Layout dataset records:
****************

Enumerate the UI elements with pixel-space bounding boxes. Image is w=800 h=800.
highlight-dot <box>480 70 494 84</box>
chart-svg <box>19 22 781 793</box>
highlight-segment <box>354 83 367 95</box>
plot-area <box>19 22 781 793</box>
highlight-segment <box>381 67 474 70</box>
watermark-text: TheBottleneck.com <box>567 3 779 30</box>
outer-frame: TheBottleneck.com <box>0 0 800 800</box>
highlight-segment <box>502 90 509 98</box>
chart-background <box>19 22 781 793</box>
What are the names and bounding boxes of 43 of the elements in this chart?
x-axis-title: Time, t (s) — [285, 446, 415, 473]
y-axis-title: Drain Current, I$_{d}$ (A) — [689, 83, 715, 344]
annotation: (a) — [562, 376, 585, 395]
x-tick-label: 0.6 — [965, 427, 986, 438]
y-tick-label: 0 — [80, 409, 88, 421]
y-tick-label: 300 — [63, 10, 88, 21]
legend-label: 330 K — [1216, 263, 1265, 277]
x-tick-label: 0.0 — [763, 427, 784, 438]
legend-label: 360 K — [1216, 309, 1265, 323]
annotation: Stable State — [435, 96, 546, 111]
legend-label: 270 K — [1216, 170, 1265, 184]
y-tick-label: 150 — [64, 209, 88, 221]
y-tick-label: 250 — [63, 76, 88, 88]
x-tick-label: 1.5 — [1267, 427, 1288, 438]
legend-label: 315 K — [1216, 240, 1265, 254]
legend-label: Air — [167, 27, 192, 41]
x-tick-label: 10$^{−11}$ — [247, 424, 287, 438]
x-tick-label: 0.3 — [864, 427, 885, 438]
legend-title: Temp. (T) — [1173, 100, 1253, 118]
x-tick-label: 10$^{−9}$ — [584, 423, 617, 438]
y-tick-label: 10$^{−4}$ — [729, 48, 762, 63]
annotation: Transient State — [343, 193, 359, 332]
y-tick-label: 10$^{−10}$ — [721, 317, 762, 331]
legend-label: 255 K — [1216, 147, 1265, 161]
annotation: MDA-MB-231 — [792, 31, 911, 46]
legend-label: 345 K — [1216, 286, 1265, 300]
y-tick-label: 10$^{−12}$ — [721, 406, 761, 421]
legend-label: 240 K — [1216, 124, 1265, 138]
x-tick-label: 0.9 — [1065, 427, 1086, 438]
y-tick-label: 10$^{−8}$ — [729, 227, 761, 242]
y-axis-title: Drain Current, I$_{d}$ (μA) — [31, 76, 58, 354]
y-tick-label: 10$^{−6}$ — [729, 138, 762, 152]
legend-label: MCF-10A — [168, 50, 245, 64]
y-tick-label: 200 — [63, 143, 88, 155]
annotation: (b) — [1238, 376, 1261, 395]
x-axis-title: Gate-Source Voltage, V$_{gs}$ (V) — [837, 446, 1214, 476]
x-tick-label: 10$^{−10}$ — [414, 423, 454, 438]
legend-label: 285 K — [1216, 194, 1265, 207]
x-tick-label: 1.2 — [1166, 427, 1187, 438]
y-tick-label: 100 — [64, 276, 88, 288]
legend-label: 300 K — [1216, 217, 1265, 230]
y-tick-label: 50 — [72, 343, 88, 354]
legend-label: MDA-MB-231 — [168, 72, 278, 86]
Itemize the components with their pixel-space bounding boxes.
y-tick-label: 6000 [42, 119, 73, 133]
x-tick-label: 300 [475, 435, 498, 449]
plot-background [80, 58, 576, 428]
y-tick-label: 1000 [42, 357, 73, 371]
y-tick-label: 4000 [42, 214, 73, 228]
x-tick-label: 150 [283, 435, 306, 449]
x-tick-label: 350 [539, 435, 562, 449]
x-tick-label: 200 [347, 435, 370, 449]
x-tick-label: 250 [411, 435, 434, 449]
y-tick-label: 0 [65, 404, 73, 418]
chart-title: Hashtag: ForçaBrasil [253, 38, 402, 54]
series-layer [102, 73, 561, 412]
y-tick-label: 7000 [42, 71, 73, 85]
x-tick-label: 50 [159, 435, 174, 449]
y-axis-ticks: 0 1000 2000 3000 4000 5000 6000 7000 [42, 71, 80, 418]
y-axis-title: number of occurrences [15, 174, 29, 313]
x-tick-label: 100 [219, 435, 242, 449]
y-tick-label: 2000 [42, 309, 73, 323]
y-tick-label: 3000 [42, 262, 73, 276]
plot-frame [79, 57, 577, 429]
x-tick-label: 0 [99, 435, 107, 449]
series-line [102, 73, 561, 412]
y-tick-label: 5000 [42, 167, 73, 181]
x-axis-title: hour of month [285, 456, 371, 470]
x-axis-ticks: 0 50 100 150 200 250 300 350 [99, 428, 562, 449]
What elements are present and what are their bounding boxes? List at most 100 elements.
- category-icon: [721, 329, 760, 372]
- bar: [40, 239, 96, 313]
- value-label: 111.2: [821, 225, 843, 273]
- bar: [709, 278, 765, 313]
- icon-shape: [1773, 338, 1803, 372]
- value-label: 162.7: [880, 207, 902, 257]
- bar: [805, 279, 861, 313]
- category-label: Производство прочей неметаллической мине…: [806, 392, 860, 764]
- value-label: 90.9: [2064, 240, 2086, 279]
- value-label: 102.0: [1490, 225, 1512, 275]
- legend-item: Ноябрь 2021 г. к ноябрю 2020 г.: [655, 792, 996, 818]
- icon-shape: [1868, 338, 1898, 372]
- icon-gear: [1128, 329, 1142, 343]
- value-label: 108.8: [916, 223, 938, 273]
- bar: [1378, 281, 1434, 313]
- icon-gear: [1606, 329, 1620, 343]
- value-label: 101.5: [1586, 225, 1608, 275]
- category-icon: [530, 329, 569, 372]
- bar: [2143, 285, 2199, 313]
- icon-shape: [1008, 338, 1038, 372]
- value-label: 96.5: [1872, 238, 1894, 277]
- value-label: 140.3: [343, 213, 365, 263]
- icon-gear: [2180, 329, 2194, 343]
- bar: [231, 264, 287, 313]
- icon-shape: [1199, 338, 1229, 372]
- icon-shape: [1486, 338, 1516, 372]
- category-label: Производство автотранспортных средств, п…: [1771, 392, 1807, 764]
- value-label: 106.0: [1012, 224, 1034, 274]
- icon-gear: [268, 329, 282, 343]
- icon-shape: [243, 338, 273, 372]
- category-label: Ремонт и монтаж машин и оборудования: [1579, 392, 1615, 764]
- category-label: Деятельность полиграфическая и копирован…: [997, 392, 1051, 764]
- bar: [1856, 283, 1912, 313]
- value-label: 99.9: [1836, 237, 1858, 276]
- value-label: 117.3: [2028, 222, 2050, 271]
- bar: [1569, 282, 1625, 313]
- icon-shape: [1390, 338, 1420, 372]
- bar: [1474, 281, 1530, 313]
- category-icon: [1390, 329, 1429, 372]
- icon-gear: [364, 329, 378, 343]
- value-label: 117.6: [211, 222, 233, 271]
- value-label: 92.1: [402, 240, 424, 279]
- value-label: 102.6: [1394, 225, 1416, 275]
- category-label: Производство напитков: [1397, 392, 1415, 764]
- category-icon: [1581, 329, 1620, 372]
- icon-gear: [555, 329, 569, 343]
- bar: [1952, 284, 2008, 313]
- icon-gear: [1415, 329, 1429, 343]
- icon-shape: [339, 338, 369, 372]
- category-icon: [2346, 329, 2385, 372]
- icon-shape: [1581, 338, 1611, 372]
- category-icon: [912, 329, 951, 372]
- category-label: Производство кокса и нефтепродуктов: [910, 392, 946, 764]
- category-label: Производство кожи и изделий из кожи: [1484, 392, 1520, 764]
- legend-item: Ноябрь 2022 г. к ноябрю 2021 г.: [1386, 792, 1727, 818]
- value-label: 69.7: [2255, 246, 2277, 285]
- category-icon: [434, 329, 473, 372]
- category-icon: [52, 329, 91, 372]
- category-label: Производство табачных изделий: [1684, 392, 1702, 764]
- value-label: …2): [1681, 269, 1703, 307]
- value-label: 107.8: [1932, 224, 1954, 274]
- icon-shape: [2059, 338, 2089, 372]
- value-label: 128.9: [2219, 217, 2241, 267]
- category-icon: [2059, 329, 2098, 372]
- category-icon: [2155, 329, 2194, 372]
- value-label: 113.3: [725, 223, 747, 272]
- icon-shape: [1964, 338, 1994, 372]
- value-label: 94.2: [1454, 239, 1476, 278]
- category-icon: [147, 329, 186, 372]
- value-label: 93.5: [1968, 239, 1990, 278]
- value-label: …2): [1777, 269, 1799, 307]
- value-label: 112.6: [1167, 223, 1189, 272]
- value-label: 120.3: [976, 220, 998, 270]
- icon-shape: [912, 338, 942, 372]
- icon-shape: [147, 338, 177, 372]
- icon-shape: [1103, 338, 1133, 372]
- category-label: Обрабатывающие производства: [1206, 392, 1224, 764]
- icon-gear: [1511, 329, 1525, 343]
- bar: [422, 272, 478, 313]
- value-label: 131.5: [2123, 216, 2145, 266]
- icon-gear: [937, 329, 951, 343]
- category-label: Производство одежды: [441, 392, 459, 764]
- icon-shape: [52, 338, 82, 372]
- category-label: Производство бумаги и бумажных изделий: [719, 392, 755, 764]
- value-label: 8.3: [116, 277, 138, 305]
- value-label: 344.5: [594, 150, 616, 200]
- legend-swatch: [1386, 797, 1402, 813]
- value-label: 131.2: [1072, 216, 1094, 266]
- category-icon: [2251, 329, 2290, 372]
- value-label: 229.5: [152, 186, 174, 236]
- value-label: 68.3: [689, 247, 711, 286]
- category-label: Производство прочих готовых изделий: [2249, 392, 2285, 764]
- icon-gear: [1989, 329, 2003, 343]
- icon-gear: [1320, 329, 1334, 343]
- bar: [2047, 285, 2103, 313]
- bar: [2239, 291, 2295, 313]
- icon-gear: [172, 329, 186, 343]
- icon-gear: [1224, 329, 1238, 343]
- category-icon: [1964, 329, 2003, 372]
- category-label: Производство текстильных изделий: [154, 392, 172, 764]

****************

WRITTEN TASK:
Can you rewrite the records from the beginning through the line containing "annotation: Transient State", substituting "accent-segment" for "highlight-segment" and leaving everything else unchanged?

EXPECTED OUTPUT:
Enumerate the UI elements with pixel-space bounding boxes. Image is w=800 h=800.
highlight-dot <box>480 70 494 84</box>
chart-svg <box>19 22 781 793</box>
accent-segment <box>354 83 367 95</box>
plot-area <box>19 22 781 793</box>
accent-segment <box>381 67 474 70</box>
watermark-text: TheBottleneck.com <box>567 3 779 30</box>
outer-frame: TheBottleneck.com <box>0 0 800 800</box>
accent-segment <box>502 90 509 98</box>
chart-background <box>19 22 781 793</box>
What are the names and bounding boxes of 43 of the elements in this chart?
x-axis-title: Time, t (s) — [285, 446, 415, 473]
y-axis-title: Drain Current, I$_{d}$ (A) — [689, 83, 715, 344]
annotation: (a) — [562, 376, 585, 395]
x-tick-label: 0.6 — [965, 427, 986, 438]
y-tick-label: 0 — [80, 409, 88, 421]
y-tick-label: 300 — [63, 10, 88, 21]
legend-label: 330 K — [1216, 263, 1265, 277]
x-tick-label: 0.0 — [763, 427, 784, 438]
legend-label: 360 K — [1216, 309, 1265, 323]
annotation: Stable State — [435, 96, 546, 111]
legend-label: 270 K — [1216, 170, 1265, 184]
y-tick-label: 150 — [64, 209, 88, 221]
y-tick-label: 250 — [63, 76, 88, 88]
x-tick-label: 1.5 — [1267, 427, 1288, 438]
legend-label: 315 K — [1216, 240, 1265, 254]
legend-label: Air — [167, 27, 192, 41]
x-tick-label: 10$^{−11}$ — [247, 424, 287, 438]
x-tick-label: 0.3 — [864, 427, 885, 438]
legend-title: Temp. (T) — [1173, 100, 1253, 118]
x-tick-label: 10$^{−9}$ — [584, 423, 617, 438]
y-tick-label: 10$^{−4}$ — [729, 48, 762, 63]
annotation: Transient State — [343, 193, 359, 332]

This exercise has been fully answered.